RECORD EXCERPTS
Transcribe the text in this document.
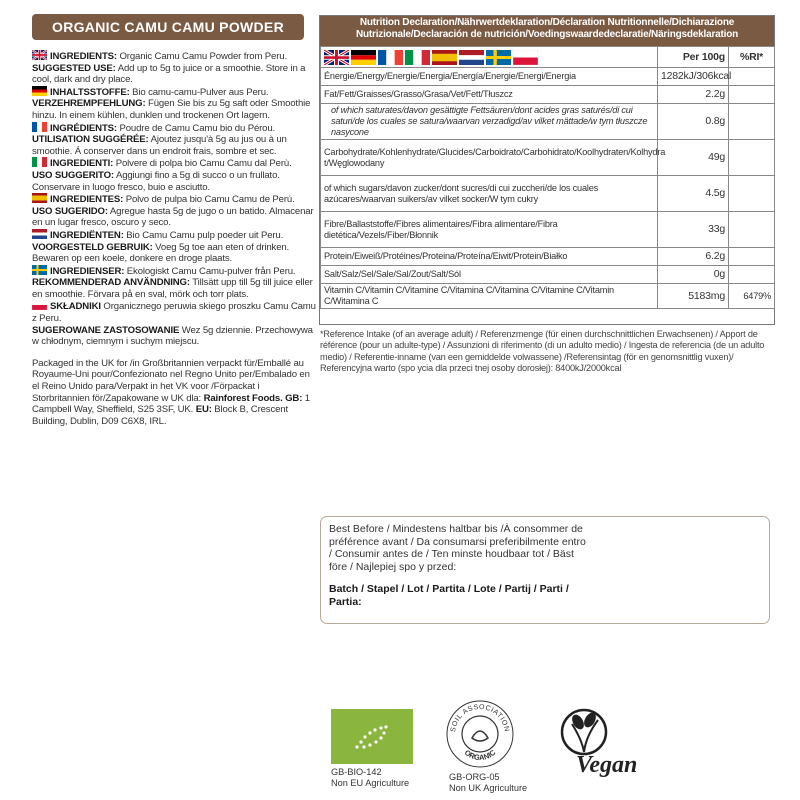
ORGANIC CAMU CAMU POWDER
INGREDIENTS: Organic Camu Camu Powder from Peru.
SUGGESTED USE: Add up to 5g to juice or a smoothie. Store in a cool, dark and dry place.
INHALTSSTOFFE: Bio camu-camu-Pulver aus Peru.
VERZEHREMPFEHLUNG: Fügen Sie bis zu 5g saft oder Smoothie hinzu. In einem kühlen, dunklen und trockenen Ort lagern.
INGRÉDIENTS: Poudre de Camu Camu bio du Pérou.
UTILISATION SUGGÉRÉE: Ajoutez jusqu'à 5g au jus ou à un smoothie. Á conserver dans un endroit frais, sombre et sec.
INGREDIENTI: Polvere di polpa bio Camu Camu dal Perù.
USO SUGGERITO: Aggiungi fino a 5g di succo o un frullato. Conservare in luogo fresco, buio e asciutto.
INGREDIENTES: Polvo de pulpa bio Camu Camu de Perú.
USO SUGERIDO: Agregue hasta 5g de jugo o un batido. Almacenar en un lugar fresco, oscuro y seco.
INGREDIËNTEN: Bio Camu Camu pulp poeder uit Peru.
VOORGESTELD GEBRUIK: Voeg 5g toe aan eten of drinken. Bewaren op een koele, donkere en droge plaats.
INGREDIENSER: Ekologiskt Camu Camu-pulver från Peru.
REKOMMENDERAD ANVÄNDNING: Tillsätt upp till 5g till juice eller en smoothie. Förvara på en sval, mörk och torr plats.
SKŁADNIKI Organicznego peruwia skiego proszku Camu Camu z Peru.
SUGEROWANE ZASTOSOWANIE Wez 5g dziennie. Przechowywa w chłodnym, ciemnym i suchym miejscu.
Packaged in the UK for /in Großbritannien verpackt für/Emballé au Royaume-Uni pour/Confezionato nel Regno Unito per/Embalado en el Reino Unido para/Verpakt in het VK voor /Förpackat i Storbritannien för/Zapakowane w UK dla: Rainforest Foods. GB: 1 Campbell Way, Sheffield, S25 3SF, UK. EU: Block B, Crescent Building, Dublin, D09 C6X8, IRL.
Nutrition Declaration/Nährwertdeklaration/Déclaration Nutritionnelle/Dichiarazione
Nutrizionale/Declaración de nutrición/Voedingswaardedeclaratie/Näringsdeklaration
	Per 100g	%RI*
Énergie/Energy/Energie/Energia/Energía/Energie/Energi/Energia	1282kJ/306kcal	
Fat/Fett/Graisses/Grasso/Grasa/Vet/Fett/Tłuszcz	2.2g	
of which saturates/davon gesättigte Fettsäuren/dont acides gras saturés/di cui saturi/de los cuales se satura/waarvan verzadigd/av vilket mättade/w tym tłuszcze nasycone	0.8g	
Carbohydrate/Kohlenhydrate/Glucides/Carboidrato/Carbohidrato/Koolhydraten/Kolhydra t/Węglowodany	49g	
of which sugars/davon zucker/dont sucres/di cui zuccheri/de los cuales azúcares/waarvan suikers/av vilket socker/W tym cukry	4.5g	
Fibre/Ballaststoffe/Fibres alimentaires/Fibra alimentare/Fibra dietética/Vezels/Fiber/Błonnik	33g	
Protein/Eiweiß/Protéines/Proteina/Proteína/Eiwit/Protein/Białko	6.2g	
Salt/Salz/Sel/Sale/Sal/Zout/Salt/Sól	0g	
Vitamin C/Vitamin C/Vitamine C/Vitamina C/Vitamina C/Vitamine C/Vitamin C/Witamina C	5183mg	6479%
*Reference Intake (of an average adult) / Referenzmenge (für einen durchschnittlichen Erwachsenen) / Apport de référence (pour un adulte-type) / Assunzioni di riferimento (di un adulto medio) / Ingesta de referencia (de un adulto medio) / Referentie-inname (van een gemiddelde volwassene) /Referensintag (för en genomsnittlig vuxen)/ Referencyjna warto (spo ycia dla przeci tnej osoby dorosłej): 8400kJ/2000kcal
Best Before / Mindestens haltbar bis /À consommer de préférence avant / Da consumarsi preferibilmente entro / Consumir antes de / Ten minste houdbaar tot / Bäst före / Najlepiej spo y przed:
Batch / Stapel / Lot / Partita / Lote / Partij / Parti / Partia:
GB-BIO-142
Non EU Agriculture
SOIL ASSOCIATION
ORGANIC
GB-ORG-05
Non UK Agriculture
Vegan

REQUIRED ACTION
Within the records, tally every line that contains the word "fresco". Only the resulting number should be given.

SOLUTION
2